» Given task:
List every line in this data where the string "xlabel" occurs.

» Data supplied:
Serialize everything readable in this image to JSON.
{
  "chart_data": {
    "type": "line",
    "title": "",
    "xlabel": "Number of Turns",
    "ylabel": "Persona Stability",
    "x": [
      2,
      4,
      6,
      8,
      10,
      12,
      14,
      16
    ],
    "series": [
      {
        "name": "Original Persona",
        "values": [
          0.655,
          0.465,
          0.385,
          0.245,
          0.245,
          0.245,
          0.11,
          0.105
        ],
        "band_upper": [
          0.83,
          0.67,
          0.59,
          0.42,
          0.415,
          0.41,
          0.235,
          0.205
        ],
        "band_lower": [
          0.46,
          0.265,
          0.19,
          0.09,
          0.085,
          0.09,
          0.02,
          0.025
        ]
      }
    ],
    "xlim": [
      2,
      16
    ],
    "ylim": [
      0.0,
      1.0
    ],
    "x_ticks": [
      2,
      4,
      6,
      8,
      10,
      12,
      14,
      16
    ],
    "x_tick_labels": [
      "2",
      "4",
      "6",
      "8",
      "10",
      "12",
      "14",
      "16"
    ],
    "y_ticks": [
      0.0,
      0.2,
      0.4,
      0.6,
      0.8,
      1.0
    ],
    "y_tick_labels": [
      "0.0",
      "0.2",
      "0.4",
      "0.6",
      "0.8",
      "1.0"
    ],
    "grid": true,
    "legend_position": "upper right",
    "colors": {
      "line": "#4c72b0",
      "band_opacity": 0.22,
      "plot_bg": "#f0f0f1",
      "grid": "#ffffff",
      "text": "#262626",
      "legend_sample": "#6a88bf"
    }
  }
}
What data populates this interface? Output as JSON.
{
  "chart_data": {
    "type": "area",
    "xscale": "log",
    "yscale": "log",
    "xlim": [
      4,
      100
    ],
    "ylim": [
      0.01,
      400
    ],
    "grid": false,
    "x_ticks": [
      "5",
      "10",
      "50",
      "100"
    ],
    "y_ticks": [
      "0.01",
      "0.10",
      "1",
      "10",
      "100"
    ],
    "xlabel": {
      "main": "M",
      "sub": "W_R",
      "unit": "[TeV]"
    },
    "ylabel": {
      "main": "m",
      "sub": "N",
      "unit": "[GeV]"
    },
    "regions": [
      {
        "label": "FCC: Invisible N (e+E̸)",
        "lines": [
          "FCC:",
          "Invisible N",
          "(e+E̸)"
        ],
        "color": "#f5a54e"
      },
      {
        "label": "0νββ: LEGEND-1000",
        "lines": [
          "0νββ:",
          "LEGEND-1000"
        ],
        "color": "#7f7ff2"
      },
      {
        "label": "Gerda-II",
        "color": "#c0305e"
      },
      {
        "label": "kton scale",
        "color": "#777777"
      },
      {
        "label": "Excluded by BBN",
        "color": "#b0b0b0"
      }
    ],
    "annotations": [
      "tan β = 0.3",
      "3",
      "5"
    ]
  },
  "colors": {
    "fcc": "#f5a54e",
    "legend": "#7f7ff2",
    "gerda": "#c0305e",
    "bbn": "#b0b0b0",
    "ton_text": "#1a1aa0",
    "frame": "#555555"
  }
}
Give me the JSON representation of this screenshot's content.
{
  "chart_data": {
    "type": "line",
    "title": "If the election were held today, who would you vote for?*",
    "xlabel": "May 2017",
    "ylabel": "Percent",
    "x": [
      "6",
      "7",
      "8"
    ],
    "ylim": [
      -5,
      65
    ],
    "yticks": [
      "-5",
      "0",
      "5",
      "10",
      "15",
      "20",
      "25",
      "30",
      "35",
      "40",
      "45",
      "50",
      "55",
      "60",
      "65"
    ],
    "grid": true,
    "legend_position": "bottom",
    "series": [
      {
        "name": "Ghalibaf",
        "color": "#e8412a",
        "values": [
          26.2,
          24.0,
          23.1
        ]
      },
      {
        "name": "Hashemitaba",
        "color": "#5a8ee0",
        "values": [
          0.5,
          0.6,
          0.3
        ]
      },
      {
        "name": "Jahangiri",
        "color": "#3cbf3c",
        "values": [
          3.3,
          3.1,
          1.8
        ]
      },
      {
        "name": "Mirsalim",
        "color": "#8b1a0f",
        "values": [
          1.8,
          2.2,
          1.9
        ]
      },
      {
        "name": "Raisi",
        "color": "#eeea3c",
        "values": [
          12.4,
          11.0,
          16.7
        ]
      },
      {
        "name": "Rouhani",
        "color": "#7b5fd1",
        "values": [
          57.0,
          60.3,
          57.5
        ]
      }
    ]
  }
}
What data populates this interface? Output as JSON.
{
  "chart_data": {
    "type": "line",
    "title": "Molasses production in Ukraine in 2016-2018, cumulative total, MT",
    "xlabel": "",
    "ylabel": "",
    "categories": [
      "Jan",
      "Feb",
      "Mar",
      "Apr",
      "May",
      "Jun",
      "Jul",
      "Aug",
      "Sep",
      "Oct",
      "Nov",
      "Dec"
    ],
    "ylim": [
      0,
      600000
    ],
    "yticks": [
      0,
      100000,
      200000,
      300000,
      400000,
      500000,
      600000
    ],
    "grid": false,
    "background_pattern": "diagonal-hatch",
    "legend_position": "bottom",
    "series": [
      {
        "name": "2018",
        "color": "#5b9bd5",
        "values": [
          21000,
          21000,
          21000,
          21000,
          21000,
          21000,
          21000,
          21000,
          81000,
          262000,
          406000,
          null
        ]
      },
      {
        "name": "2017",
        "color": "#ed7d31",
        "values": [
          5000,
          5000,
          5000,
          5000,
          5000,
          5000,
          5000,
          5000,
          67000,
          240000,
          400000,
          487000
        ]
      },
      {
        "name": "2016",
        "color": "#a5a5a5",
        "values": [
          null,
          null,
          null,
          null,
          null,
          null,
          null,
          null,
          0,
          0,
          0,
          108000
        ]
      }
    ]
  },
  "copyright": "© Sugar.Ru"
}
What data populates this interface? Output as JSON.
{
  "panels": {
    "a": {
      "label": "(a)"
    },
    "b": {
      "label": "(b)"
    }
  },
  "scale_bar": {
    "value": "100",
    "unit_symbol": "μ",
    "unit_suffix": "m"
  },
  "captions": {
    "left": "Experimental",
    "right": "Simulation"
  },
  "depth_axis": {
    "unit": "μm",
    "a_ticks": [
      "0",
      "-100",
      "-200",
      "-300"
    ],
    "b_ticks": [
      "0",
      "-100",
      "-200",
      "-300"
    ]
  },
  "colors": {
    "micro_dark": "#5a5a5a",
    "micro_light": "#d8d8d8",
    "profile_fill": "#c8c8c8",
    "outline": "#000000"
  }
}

» Result of the exercise:
    "xlabel": "Number of Turns",
    "xlabel": {
    "xlabel": "May 2017",
    "xlabel": "",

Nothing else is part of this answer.